DIRECTIONS: Lines in the entries below where the word "distances" shows up should each be copied.

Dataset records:

++++++

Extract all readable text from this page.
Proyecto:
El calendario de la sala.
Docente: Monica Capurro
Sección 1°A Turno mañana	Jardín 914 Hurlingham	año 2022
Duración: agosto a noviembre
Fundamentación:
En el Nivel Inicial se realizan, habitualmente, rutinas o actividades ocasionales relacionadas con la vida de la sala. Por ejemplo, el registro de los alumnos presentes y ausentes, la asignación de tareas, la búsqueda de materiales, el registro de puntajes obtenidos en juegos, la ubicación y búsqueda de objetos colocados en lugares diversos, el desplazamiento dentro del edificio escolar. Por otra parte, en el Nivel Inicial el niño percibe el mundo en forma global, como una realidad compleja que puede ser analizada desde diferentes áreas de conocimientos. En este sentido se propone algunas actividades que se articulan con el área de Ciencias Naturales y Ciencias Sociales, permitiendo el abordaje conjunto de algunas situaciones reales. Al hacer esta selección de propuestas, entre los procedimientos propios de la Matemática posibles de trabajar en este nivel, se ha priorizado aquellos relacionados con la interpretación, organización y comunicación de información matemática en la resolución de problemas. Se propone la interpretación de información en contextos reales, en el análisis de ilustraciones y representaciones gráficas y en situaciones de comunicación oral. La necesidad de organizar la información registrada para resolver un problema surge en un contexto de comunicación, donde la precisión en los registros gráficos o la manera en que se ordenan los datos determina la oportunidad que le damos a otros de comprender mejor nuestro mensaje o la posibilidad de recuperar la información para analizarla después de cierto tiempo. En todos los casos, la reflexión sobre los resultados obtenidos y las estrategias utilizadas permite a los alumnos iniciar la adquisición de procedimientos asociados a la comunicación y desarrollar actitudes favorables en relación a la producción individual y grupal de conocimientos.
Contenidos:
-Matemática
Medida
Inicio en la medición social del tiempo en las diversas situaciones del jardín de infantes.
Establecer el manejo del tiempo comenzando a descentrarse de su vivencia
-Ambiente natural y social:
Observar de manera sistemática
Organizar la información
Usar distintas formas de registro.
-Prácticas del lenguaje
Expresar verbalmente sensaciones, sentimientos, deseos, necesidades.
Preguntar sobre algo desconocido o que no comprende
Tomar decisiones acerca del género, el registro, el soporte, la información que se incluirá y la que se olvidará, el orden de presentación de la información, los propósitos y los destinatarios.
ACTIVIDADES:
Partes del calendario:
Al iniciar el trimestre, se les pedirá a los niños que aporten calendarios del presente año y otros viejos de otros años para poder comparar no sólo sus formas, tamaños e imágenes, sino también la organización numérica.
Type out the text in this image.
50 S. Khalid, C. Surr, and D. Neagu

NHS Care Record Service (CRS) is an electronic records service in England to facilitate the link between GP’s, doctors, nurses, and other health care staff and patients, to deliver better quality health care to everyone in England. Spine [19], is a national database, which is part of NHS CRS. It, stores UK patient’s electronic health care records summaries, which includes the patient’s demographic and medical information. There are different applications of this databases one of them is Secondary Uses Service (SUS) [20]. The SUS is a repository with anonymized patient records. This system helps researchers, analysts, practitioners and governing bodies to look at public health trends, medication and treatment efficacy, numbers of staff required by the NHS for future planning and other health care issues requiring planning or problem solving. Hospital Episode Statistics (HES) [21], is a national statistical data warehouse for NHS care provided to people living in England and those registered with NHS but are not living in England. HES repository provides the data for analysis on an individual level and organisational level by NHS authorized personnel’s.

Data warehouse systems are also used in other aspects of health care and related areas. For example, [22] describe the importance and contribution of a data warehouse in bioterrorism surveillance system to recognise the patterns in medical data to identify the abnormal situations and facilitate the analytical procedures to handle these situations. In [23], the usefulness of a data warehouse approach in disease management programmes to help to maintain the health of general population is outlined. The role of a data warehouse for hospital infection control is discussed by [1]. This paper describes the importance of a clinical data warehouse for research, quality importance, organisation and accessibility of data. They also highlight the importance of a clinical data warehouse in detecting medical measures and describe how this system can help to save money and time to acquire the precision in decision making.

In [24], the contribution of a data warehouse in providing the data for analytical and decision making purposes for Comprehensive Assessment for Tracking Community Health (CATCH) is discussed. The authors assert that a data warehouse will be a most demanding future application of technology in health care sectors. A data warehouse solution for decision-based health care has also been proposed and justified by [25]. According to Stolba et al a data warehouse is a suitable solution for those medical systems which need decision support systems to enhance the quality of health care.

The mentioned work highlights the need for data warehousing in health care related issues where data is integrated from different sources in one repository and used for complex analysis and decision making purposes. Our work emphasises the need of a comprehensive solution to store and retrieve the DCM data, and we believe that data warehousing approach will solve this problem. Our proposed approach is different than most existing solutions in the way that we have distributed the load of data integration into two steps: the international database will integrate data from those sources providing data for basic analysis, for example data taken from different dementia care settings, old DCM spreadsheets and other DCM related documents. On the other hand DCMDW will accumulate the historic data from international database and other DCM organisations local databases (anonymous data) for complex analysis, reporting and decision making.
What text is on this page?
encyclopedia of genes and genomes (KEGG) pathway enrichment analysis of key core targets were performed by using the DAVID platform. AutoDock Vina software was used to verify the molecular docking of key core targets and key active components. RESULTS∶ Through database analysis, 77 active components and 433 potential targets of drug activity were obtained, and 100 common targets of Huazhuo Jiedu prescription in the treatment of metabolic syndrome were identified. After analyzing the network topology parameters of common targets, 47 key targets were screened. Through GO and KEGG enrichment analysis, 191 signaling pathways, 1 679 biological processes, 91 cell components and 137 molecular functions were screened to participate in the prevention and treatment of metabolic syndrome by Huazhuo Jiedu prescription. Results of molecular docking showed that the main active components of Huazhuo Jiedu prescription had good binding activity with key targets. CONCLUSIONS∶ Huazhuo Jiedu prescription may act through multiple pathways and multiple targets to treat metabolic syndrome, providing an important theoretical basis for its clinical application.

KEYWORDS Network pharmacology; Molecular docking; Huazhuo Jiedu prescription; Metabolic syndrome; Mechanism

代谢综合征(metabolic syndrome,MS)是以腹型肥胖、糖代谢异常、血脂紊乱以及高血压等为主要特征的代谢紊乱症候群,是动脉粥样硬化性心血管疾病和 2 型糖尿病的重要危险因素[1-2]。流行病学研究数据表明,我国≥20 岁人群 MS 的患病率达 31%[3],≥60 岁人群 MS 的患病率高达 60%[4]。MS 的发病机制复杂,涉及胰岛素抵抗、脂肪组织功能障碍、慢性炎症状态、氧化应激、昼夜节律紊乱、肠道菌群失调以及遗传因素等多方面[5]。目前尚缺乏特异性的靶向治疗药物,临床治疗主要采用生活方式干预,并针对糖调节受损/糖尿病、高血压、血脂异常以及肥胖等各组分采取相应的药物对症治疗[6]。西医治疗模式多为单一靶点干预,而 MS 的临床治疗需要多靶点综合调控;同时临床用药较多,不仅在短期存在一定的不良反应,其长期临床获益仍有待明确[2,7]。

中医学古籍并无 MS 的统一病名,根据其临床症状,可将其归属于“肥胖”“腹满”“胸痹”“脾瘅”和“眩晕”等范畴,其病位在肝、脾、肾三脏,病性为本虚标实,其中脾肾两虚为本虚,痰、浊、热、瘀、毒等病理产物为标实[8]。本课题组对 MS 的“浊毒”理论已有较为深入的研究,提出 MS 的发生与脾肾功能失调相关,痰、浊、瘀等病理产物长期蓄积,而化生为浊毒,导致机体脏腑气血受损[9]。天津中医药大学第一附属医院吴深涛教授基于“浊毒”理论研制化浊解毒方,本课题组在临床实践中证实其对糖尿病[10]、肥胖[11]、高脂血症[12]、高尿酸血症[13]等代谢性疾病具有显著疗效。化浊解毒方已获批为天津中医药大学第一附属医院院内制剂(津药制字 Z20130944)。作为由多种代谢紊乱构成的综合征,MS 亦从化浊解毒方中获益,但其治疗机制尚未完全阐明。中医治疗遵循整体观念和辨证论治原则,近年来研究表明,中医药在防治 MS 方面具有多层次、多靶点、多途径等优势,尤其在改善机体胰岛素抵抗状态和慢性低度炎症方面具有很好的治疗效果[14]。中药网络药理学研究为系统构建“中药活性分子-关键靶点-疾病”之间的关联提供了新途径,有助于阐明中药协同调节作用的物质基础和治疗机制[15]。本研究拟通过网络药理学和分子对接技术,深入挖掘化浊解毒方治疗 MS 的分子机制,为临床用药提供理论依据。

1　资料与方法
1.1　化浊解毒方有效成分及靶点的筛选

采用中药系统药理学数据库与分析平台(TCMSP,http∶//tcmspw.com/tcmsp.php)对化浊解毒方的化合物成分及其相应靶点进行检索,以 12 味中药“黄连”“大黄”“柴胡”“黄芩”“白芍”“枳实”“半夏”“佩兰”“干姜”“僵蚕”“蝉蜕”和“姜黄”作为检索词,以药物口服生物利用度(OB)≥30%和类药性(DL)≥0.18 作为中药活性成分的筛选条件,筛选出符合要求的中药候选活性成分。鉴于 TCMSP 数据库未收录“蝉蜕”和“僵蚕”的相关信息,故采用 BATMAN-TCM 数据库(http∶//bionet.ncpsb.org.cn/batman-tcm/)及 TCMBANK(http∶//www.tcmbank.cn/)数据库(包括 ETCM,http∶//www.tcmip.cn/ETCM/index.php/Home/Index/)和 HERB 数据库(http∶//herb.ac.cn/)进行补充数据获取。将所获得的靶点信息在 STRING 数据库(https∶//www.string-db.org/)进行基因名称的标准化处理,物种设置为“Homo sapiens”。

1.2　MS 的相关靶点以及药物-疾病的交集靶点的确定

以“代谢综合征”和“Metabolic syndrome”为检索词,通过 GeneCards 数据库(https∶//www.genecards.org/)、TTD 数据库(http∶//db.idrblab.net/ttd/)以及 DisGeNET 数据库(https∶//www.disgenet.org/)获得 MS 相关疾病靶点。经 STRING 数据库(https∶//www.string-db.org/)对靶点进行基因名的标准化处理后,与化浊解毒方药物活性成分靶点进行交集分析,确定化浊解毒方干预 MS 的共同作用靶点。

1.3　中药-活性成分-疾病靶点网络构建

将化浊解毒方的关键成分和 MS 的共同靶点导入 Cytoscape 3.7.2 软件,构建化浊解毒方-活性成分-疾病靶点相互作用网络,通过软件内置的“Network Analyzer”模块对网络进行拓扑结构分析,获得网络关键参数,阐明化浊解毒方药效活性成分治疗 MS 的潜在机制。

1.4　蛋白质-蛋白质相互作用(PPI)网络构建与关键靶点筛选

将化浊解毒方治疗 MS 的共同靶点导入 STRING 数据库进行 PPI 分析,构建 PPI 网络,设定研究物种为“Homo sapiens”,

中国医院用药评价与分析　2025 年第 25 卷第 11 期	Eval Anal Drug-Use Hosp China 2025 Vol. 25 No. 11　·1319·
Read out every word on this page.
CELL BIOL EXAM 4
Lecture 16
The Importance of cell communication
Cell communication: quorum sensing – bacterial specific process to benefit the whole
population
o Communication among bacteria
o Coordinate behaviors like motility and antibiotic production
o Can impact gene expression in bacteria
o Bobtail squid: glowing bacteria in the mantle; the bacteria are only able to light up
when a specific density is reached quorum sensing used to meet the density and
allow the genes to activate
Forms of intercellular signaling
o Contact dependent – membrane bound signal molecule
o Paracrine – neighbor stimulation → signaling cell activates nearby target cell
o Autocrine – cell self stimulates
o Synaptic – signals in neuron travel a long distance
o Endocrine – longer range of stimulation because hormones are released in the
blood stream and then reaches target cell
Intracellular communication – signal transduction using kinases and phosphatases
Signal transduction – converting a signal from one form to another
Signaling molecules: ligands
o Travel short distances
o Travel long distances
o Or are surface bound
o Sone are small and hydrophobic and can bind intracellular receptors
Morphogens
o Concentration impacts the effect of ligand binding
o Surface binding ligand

++++++

RESPONSE TO THIS EXERCISE:
o Travel short distances
o Travel long distances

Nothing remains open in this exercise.